WHAT TO PRODUCE: Look through the listing and locate every line containing the word "mepet"; copy those lines.

PROVIDED RECORDS:
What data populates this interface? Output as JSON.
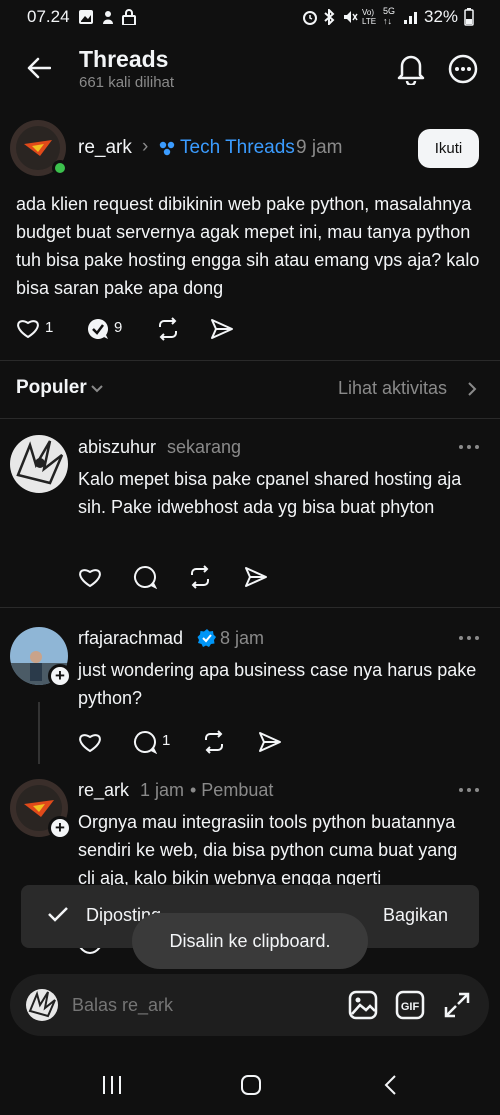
{
  "status": {
    "time": "07.24",
    "battery": "32%"
  },
  "header": {
    "title": "Threads",
    "views": "661 kali dilihat"
  },
  "post": {
    "author": "re_ark",
    "community": "Tech Threads",
    "time": "9 jam",
    "follow_label": "Ikuti",
    "text": "ada klien request dibikinin web pake python, masalahnya budget buat servernya agak mepet ini, mau tanya python tuh bisa pake hosting engga sih atau emang vps aja? kalo bisa saran pake apa dong",
    "likes": "1",
    "comments": "9"
  },
  "sort": {
    "label": "Populer",
    "activity": "Lihat aktivitas"
  },
  "replies": [
    {
      "author": "abiszuhur",
      "time": "sekarang",
      "text": "Kalo mepet bisa pake cpanel shared hosting aja sih. Pake idwebhost ada yg bisa buat phyton"
    },
    {
      "author": "rfajarachmad",
      "time": "8 jam",
      "text": "just wondering apa business case nya harus pake python?",
      "comments": "1"
    },
    {
      "author": "re_ark",
      "time": "1 jam",
      "creator": "• Pembuat",
      "text": "Orgnya mau integrasiin tools python buatannya sendiri ke web, dia bisa python cuma buat yang cli aja, kalo bikin webnya engga ngerti"
    }
  ],
  "snackbar": {
    "label": "Diposting",
    "action": "Bagikan"
  },
  "toast": "Disalin ke clipboard.",
  "reply_bar": {
    "placeholder": "Balas re_ark"
  },
  "colors": {
    "background": "#101010",
    "accent": "#3b9cff",
    "verified": "#0095f6",
    "online": "#3cc14d"
  }
}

TASK SOLUTION:
    "text": "ada klien request dibikinin web pake python, masalahnya budget buat servernya agak mepet ini, mau tanya python tuh bisa pake hosting engga sih atau emang vps aja? kalo bisa saran pake apa dong",
      "text": "Kalo mepet bisa pake cpanel shared hosting aja sih. Pake idwebhost ada yg bisa buat phyton"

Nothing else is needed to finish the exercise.